■ **WHAT TO DO**:
Quote all entries in full, exactly.

[Dataset records]
───

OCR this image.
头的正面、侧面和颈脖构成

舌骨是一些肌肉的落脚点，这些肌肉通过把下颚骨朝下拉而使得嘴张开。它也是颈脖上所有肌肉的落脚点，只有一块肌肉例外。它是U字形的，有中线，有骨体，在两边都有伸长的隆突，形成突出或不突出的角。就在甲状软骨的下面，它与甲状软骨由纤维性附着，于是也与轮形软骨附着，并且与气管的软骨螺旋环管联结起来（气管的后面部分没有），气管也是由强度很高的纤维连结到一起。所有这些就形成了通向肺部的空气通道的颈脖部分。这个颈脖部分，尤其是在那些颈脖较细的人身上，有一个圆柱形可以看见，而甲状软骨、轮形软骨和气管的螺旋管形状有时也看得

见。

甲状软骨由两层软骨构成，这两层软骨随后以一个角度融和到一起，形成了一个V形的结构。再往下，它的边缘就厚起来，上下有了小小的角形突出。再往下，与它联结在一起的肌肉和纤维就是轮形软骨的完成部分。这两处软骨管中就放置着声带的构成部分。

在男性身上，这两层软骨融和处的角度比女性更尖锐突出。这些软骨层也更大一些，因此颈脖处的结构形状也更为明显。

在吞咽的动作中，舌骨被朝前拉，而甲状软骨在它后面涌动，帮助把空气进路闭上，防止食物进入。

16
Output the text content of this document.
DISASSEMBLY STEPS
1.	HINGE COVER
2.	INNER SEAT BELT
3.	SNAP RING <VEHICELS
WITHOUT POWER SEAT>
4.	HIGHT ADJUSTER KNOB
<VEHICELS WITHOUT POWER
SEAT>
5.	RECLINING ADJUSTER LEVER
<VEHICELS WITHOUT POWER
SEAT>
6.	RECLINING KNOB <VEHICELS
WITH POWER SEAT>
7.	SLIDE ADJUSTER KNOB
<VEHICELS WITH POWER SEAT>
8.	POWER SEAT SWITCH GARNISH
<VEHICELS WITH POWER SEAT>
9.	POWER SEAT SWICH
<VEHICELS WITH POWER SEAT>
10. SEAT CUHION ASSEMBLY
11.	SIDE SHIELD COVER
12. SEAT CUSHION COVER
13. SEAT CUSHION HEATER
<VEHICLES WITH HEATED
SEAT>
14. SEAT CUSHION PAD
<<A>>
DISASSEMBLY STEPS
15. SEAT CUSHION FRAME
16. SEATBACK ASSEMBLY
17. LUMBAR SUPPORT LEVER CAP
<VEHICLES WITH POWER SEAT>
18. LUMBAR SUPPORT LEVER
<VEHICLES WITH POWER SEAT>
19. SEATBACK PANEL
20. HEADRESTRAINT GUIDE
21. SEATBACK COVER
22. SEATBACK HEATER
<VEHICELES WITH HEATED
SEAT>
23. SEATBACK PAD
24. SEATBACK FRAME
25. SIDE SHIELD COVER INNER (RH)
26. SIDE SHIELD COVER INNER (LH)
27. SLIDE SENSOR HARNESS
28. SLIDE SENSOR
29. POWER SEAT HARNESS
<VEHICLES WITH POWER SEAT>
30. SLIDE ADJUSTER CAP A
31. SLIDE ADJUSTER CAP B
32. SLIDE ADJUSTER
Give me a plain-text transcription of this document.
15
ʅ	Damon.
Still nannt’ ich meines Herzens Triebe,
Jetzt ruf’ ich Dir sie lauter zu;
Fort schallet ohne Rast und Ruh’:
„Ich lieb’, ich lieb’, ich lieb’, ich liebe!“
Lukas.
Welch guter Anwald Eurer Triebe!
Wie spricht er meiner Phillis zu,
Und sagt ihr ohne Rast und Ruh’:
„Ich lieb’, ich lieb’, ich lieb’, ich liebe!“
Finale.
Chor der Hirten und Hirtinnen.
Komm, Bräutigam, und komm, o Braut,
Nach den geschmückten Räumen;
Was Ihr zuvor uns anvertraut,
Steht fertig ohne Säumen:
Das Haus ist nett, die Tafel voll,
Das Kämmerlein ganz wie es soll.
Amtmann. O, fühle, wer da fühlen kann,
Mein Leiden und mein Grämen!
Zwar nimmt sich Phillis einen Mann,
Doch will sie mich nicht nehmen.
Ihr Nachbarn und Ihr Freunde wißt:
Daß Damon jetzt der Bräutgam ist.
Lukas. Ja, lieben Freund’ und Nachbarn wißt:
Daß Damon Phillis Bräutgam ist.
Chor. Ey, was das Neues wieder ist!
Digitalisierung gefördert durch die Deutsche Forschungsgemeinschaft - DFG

───

■ **SOLVED PROBLEM**:
OCR this image.
头的正面、侧面和颈脖构成

舌骨是一些肌肉的落脚点，这些肌肉通过把下颚骨朝下拉而使得嘴张开。它也是颈脖上所有肌肉的落脚点，只有一块肌肉例外。它是U字形的，有中线，有骨体，在两边都有伸长的隆突，形成突出或不突出的角。就在甲状软骨的下面，它与甲状软骨由纤维性附着，于是也与轮形软骨附着，并且与气管的软骨螺旋环管联结起来（气管的后面部分没有），气管也是由强度很高的纤维连结到一起。所有这些就形成了通向肺部的空气通道的颈脖部分。这个颈脖部分，尤其是在那些颈脖较细的人身上，有一个圆柱形可以看见，而甲状软骨、轮形软骨和气管的螺旋管形状有时也看得

见。

甲状软骨由两层软骨构成，这两层软骨随后以一个角度融和到一起，形成了一个V形的结构。再往下，它的边缘就厚起来，上下有了小小的角形突出。再往下，与它联结在一起的肌肉和纤维就是轮形软骨的完成部分。这两处软骨管中就放置着声带的构成部分。

在男性身上，这两层软骨融和处的角度比女性更尖锐突出。这些软骨层也更大一些，因此颈脖处的结构形状也更为明显。

在吞咽的动作中，舌骨被朝前拉，而甲状软骨在它后面涌动，帮助把空气进路闭上，防止食物进入。

16
Output the text content of this document.
DISASSEMBLY STEPS
1.	HINGE COVER
2.	INNER SEAT BELT
3.	SNAP RING <VEHICELS
WITHOUT POWER SEAT>
4.	HIGHT ADJUSTER KNOB
<VEHICELS WITHOUT POWER
SEAT>
5.	RECLINING ADJUSTER LEVER
<VEHICELS WITHOUT POWER
SEAT>
6.	RECLINING KNOB <VEHICELS
WITH POWER SEAT>
7.	SLIDE ADJUSTER KNOB
<VEHICELS WITH POWER SEAT>
8.	POWER SEAT SWITCH GARNISH
<VEHICELS WITH POWER SEAT>
9.	POWER SEAT SWICH
<VEHICELS WITH POWER SEAT>
10. SEAT CUHION ASSEMBLY
11.	SIDE SHIELD COVER
12. SEAT CUSHION COVER
13. SEAT CUSHION HEATER
<VEHICLES WITH HEATED
SEAT>
14. SEAT CUSHION PAD
<<A>>
DISASSEMBLY STEPS
15. SEAT CUSHION FRAME
16. SEATBACK ASSEMBLY
17. LUMBAR SUPPORT LEVER CAP
<VEHICLES WITH POWER SEAT>
18. LUMBAR SUPPORT LEVER
<VEHICLES WITH POWER SEAT>
19. SEATBACK PANEL
20. HEADRESTRAINT GUIDE
21. SEATBACK COVER
22. SEATBACK HEATER
<VEHICELES WITH HEATED
SEAT>
23. SEATBACK PAD
24. SEATBACK FRAME
25. SIDE SHIELD COVER INNER (RH)
26. SIDE SHIELD COVER INNER (LH)
27. SLIDE SENSOR HARNESS
28. SLIDE SENSOR
29. POWER SEAT HARNESS
<VEHICLES WITH POWER SEAT>
30. SLIDE ADJUSTER CAP A
31. SLIDE ADJUSTER CAP B
32. SLIDE ADJUSTER
Give me a plain-text transcription of this document.
15
ʅ	Damon.
Still nannt’ ich meines Herzens Triebe,
Jetzt ruf’ ich Dir sie lauter zu;
Fort schallet ohne Rast und Ruh’:
„Ich lieb’, ich lieb’, ich lieb’, ich liebe!“
Lukas.
Welch guter Anwald Eurer Triebe!
Wie spricht er meiner Phillis zu,
Und sagt ihr ohne Rast und Ruh’:
„Ich lieb’, ich lieb’, ich lieb’, ich liebe!“
Finale.
Chor der Hirten und Hirtinnen.
Komm, Bräutigam, und komm, o Braut,
Nach den geschmückten Räumen;
Was Ihr zuvor uns anvertraut,
Steht fertig ohne Säumen:
Das Haus ist nett, die Tafel voll,
Das Kämmerlein ganz wie es soll.
Amtmann. O, fühle, wer da fühlen kann,
Mein Leiden und mein Grämen!
Zwar nimmt sich Phillis einen Mann,
Doch will sie mich nicht nehmen.
Ihr Nachbarn und Ihr Freunde wißt:
Daß Damon jetzt der Bräutgam ist.
Lukas. Ja, lieben Freund’ und Nachbarn wißt:
Daß Damon Phillis Bräutgam ist.
Chor. Ey, was das Neues wieder ist!
Digitalisierung gefördert durch die Deutsche Forschungsgemeinschaft - DFG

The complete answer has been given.